[Records from a dataset]
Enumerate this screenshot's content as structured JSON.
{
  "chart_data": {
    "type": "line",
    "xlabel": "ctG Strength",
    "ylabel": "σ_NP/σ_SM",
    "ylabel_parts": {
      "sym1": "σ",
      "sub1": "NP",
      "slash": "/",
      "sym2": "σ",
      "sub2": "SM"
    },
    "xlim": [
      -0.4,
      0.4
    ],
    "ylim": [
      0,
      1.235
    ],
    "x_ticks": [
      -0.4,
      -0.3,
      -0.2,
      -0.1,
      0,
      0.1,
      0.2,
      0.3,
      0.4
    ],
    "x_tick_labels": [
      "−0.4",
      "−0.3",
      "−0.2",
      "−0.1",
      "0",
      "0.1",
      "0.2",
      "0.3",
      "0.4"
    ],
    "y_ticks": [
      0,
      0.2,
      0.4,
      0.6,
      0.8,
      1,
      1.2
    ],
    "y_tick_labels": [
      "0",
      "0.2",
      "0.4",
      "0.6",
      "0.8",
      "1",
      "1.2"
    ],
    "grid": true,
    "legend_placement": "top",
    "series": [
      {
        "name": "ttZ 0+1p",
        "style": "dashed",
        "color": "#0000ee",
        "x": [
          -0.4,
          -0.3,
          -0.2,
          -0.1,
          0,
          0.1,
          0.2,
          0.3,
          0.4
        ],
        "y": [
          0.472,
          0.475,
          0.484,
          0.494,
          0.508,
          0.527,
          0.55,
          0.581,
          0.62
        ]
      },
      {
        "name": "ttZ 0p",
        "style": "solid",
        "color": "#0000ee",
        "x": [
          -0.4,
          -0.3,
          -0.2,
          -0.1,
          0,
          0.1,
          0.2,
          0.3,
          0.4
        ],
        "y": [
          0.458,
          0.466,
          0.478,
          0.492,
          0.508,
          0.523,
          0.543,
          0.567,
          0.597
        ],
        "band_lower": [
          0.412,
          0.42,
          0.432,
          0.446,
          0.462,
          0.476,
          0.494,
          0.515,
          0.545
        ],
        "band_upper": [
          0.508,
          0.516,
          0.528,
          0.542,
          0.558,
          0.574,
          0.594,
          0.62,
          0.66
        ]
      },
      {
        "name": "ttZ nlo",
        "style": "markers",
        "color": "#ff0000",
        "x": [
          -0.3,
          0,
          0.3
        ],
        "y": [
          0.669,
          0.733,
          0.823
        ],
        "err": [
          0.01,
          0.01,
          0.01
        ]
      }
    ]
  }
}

= Exercise task =
Could you transcribe the records in full, exactly?

= Problem solution =
Enumerate this screenshot's content as structured JSON.
{
  "chart_data": {
    "type": "line",
    "xlabel": "ctG Strength",
    "ylabel": "σ_NP/σ_SM",
    "ylabel_parts": {
      "sym1": "σ",
      "sub1": "NP",
      "slash": "/",
      "sym2": "σ",
      "sub2": "SM"
    },
    "xlim": [
      -0.4,
      0.4
    ],
    "ylim": [
      0,
      1.235
    ],
    "x_ticks": [
      -0.4,
      -0.3,
      -0.2,
      -0.1,
      0,
      0.1,
      0.2,
      0.3,
      0.4
    ],
    "x_tick_labels": [
      "−0.4",
      "−0.3",
      "−0.2",
      "−0.1",
      "0",
      "0.1",
      "0.2",
      "0.3",
      "0.4"
    ],
    "y_ticks": [
      0,
      0.2,
      0.4,
      0.6,
      0.8,
      1,
      1.2
    ],
    "y_tick_labels": [
      "0",
      "0.2",
      "0.4",
      "0.6",
      "0.8",
      "1",
      "1.2"
    ],
    "grid": true,
    "legend_placement": "top",
    "series": [
      {
        "name": "ttZ 0+1p",
        "style": "dashed",
        "color": "#0000ee",
        "x": [
          -0.4,
          -0.3,
          -0.2,
          -0.1,
          0,
          0.1,
          0.2,
          0.3,
          0.4
        ],
        "y": [
          0.472,
          0.475,
          0.484,
          0.494,
          0.508,
          0.527,
          0.55,
          0.581,
          0.62
        ]
      },
      {
        "name": "ttZ 0p",
        "style": "solid",
        "color": "#0000ee",
        "x": [
          -0.4,
          -0.3,
          -0.2,
          -0.1,
          0,
          0.1,
          0.2,
          0.3,
          0.4
        ],
        "y": [
          0.458,
          0.466,
          0.478,
          0.492,
          0.508,
          0.523,
          0.543,
          0.567,
          0.597
        ],
        "band_lower": [
          0.412,
          0.42,
          0.432,
          0.446,
          0.462,
          0.476,
          0.494,
          0.515,
          0.545
        ],
        "band_upper": [
          0.508,
          0.516,
          0.528,
          0.542,
          0.558,
          0.574,
          0.594,
          0.62,
          0.66
        ]
      },
      {
        "name": "ttZ nlo",
        "style": "markers",
        "color": "#ff0000",
        "x": [
          -0.3,
          0,
          0.3
        ],
        "y": [
          0.669,
          0.733,
          0.823
        ],
        "err": [
          0.01,
          0.01,
          0.01
        ]
      }
    ]
  }
}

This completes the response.